PROBLEM DETAILS:
Reproduce the material in full, unchanged.

Collection entries:

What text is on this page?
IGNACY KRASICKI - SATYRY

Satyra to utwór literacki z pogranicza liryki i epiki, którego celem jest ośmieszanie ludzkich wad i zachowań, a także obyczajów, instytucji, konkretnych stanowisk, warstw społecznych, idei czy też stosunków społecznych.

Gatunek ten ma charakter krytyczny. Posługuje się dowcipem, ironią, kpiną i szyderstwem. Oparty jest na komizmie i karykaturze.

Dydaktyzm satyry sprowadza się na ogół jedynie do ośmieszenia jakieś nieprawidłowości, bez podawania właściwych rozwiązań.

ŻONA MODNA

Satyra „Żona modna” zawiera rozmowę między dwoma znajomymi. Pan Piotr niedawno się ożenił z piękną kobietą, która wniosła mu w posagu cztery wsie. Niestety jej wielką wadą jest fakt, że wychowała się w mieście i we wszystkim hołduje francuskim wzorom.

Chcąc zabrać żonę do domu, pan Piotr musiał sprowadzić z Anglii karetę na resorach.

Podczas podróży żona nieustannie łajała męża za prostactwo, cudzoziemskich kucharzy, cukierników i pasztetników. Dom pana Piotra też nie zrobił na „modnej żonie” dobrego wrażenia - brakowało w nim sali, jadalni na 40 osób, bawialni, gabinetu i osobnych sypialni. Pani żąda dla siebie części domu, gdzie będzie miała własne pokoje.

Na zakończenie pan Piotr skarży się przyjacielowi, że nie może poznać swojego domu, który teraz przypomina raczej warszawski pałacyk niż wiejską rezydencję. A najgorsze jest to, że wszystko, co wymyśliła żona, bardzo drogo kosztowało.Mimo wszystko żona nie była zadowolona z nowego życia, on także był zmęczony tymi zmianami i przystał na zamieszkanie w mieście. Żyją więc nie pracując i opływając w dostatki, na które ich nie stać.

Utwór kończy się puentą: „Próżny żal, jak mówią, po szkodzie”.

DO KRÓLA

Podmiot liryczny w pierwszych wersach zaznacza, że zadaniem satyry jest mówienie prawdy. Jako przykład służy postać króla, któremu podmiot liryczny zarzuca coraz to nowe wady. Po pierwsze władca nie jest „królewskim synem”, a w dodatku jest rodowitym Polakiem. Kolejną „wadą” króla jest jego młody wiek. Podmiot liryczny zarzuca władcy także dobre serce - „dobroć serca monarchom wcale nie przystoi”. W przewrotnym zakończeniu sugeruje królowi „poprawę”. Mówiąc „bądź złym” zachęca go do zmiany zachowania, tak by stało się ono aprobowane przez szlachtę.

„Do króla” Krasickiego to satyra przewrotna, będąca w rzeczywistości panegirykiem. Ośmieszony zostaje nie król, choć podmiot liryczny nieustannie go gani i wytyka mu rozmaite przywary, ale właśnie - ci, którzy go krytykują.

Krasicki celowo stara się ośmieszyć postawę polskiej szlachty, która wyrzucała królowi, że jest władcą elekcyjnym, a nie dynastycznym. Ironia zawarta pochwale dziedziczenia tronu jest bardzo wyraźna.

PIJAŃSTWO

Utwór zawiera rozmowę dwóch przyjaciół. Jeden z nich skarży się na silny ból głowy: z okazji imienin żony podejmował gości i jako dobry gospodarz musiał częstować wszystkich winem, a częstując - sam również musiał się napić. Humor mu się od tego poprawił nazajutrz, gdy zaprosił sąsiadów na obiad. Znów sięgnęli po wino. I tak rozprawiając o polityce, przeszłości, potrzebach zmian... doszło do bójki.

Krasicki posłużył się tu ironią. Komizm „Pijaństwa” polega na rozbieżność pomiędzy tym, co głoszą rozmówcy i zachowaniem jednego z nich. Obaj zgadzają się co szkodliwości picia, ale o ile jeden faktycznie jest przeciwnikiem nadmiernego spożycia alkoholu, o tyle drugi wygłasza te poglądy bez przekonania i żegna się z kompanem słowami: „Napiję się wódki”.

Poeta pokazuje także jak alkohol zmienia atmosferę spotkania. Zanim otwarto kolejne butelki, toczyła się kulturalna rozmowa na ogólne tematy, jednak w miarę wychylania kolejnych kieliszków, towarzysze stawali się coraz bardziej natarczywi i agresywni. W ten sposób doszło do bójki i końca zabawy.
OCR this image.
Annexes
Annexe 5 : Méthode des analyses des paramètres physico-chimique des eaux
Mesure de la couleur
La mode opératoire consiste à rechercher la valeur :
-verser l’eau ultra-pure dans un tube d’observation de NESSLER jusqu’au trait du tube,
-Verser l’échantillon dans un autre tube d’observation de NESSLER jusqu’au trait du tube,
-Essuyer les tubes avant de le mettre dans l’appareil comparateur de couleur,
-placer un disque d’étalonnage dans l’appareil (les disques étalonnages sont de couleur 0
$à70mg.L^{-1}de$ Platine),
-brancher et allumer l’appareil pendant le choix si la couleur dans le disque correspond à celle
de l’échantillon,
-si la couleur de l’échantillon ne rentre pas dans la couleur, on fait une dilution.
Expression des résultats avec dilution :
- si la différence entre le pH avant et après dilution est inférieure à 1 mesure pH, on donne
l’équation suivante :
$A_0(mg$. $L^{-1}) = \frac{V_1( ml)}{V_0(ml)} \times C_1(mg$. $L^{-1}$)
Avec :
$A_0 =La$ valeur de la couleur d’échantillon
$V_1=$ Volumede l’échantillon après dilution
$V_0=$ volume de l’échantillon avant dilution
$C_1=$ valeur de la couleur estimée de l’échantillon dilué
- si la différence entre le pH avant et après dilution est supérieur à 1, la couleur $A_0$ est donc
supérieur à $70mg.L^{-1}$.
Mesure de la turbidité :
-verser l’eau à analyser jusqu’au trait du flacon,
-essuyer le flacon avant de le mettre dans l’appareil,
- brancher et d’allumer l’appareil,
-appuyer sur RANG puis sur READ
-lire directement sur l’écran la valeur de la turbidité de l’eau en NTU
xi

WORKED ANSWER:
What text is on this page?
IGNACY KRASICKI - SATYRY

Satyra to utwór literacki z pogranicza liryki i epiki, którego celem jest ośmieszanie ludzkich wad i zachowań, a także obyczajów, instytucji, konkretnych stanowisk, warstw społecznych, idei czy też stosunków społecznych.

Gatunek ten ma charakter krytyczny. Posługuje się dowcipem, ironią, kpiną i szyderstwem. Oparty jest na komizmie i karykaturze.

Dydaktyzm satyry sprowadza się na ogół jedynie do ośmieszenia jakieś nieprawidłowości, bez podawania właściwych rozwiązań.

ŻONA MODNA

Satyra „Żona modna” zawiera rozmowę między dwoma znajomymi. Pan Piotr niedawno się ożenił z piękną kobietą, która wniosła mu w posagu cztery wsie. Niestety jej wielką wadą jest fakt, że wychowała się w mieście i we wszystkim hołduje francuskim wzorom.

Chcąc zabrać żonę do domu, pan Piotr musiał sprowadzić z Anglii karetę na resorach.

Podczas podróży żona nieustannie łajała męża za prostactwo, cudzoziemskich kucharzy, cukierników i pasztetników. Dom pana Piotra też nie zrobił na „modnej żonie” dobrego wrażenia - brakowało w nim sali, jadalni na 40 osób, bawialni, gabinetu i osobnych sypialni. Pani żąda dla siebie części domu, gdzie będzie miała własne pokoje.

Na zakończenie pan Piotr skarży się przyjacielowi, że nie może poznać swojego domu, który teraz przypomina raczej warszawski pałacyk niż wiejską rezydencję. A najgorsze jest to, że wszystko, co wymyśliła żona, bardzo drogo kosztowało.Mimo wszystko żona nie była zadowolona z nowego życia, on także był zmęczony tymi zmianami i przystał na zamieszkanie w mieście. Żyją więc nie pracując i opływając w dostatki, na które ich nie stać.

Utwór kończy się puentą: „Próżny żal, jak mówią, po szkodzie”.

DO KRÓLA

Podmiot liryczny w pierwszych wersach zaznacza, że zadaniem satyry jest mówienie prawdy. Jako przykład służy postać króla, któremu podmiot liryczny zarzuca coraz to nowe wady. Po pierwsze władca nie jest „królewskim synem”, a w dodatku jest rodowitym Polakiem. Kolejną „wadą” króla jest jego młody wiek. Podmiot liryczny zarzuca władcy także dobre serce - „dobroć serca monarchom wcale nie przystoi”. W przewrotnym zakończeniu sugeruje królowi „poprawę”. Mówiąc „bądź złym” zachęca go do zmiany zachowania, tak by stało się ono aprobowane przez szlachtę.

„Do króla” Krasickiego to satyra przewrotna, będąca w rzeczywistości panegirykiem. Ośmieszony zostaje nie król, choć podmiot liryczny nieustannie go gani i wytyka mu rozmaite przywary, ale właśnie - ci, którzy go krytykują.

Krasicki celowo stara się ośmieszyć postawę polskiej szlachty, która wyrzucała królowi, że jest władcą elekcyjnym, a nie dynastycznym. Ironia zawarta pochwale dziedziczenia tronu jest bardzo wyraźna.

PIJAŃSTWO

Utwór zawiera rozmowę dwóch przyjaciół. Jeden z nich skarży się na silny ból głowy: z okazji imienin żony podejmował gości i jako dobry gospodarz musiał częstować wszystkich winem, a częstując - sam również musiał się napić. Humor mu się od tego poprawił nazajutrz, gdy zaprosił sąsiadów na obiad. Znów sięgnęli po wino. I tak rozprawiając o polityce, przeszłości, potrzebach zmian... doszło do bójki.

Krasicki posłużył się tu ironią. Komizm „Pijaństwa” polega na rozbieżność pomiędzy tym, co głoszą rozmówcy i zachowaniem jednego z nich. Obaj zgadzają się co szkodliwości picia, ale o ile jeden faktycznie jest przeciwnikiem nadmiernego spożycia alkoholu, o tyle drugi wygłasza te poglądy bez przekonania i żegna się z kompanem słowami: „Napiję się wódki”.

Poeta pokazuje także jak alkohol zmienia atmosferę spotkania. Zanim otwarto kolejne butelki, toczyła się kulturalna rozmowa na ogólne tematy, jednak w miarę wychylania kolejnych kieliszków, towarzysze stawali się coraz bardziej natarczywi i agresywni. W ten sposób doszło do bójki i końca zabawy.
OCR this image.
Annexes
Annexe 5 : Méthode des analyses des paramètres physico-chimique des eaux
Mesure de la couleur
La mode opératoire consiste à rechercher la valeur :
-verser l’eau ultra-pure dans un tube d’observation de NESSLER jusqu’au trait du tube,
-Verser l’échantillon dans un autre tube d’observation de NESSLER jusqu’au trait du tube,
-Essuyer les tubes avant de le mettre dans l’appareil comparateur de couleur,
-placer un disque d’étalonnage dans l’appareil (les disques étalonnages sont de couleur 0
$à70mg.L^{-1}de$ Platine),
-brancher et allumer l’appareil pendant le choix si la couleur dans le disque correspond à celle
de l’échantillon,
-si la couleur de l’échantillon ne rentre pas dans la couleur, on fait une dilution.
Expression des résultats avec dilution :
- si la différence entre le pH avant et après dilution est inférieure à 1 mesure pH, on donne
l’équation suivante :
$A_0(mg$. $L^{-1}) = \frac{V_1( ml)}{V_0(ml)} \times C_1(mg$. $L^{-1}$)
Avec :
$A_0 =La$ valeur de la couleur d’échantillon
$V_1=$ Volumede l’échantillon après dilution
$V_0=$ volume de l’échantillon avant dilution
$C_1=$ valeur de la couleur estimée de l’échantillon dilué
- si la différence entre le pH avant et après dilution est supérieur à 1, la couleur $A_0$ est donc
supérieur à $70mg.L^{-1}$.
Mesure de la turbidité :
-verser l’eau à analyser jusqu’au trait du flacon,
-essuyer le flacon avant de le mettre dans l’appareil,
- brancher et d’allumer l’appareil,
-appuyer sur RANG puis sur READ
-lire directement sur l’écran la valeur de la turbidité de l’eau en NTU
xi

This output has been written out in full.